■ **ENTRIES PROVIDED**
(begin)

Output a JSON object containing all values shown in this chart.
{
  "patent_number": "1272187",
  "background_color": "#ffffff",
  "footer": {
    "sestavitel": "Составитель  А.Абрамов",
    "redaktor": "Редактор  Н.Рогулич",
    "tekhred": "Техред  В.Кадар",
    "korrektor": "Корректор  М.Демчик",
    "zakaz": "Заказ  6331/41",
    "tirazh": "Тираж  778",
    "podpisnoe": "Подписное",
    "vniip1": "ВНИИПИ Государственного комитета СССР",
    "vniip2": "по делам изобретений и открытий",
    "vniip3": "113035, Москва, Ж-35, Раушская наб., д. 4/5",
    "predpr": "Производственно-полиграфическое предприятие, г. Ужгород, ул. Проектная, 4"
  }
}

(end)
(begin)

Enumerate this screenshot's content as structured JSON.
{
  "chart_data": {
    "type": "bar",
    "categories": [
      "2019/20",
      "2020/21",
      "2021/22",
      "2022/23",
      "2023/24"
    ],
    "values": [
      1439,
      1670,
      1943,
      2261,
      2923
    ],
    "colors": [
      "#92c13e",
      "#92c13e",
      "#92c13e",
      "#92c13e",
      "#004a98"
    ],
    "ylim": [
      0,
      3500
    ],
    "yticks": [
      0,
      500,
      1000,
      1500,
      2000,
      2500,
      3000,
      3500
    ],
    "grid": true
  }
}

(end)

■ **TASK DESCRIPTION**
Return every line from the records above that holds the word "values".

■ **EXPECTED OUTPUT**
Output a JSON object containing all values shown in this chart.
    "values": [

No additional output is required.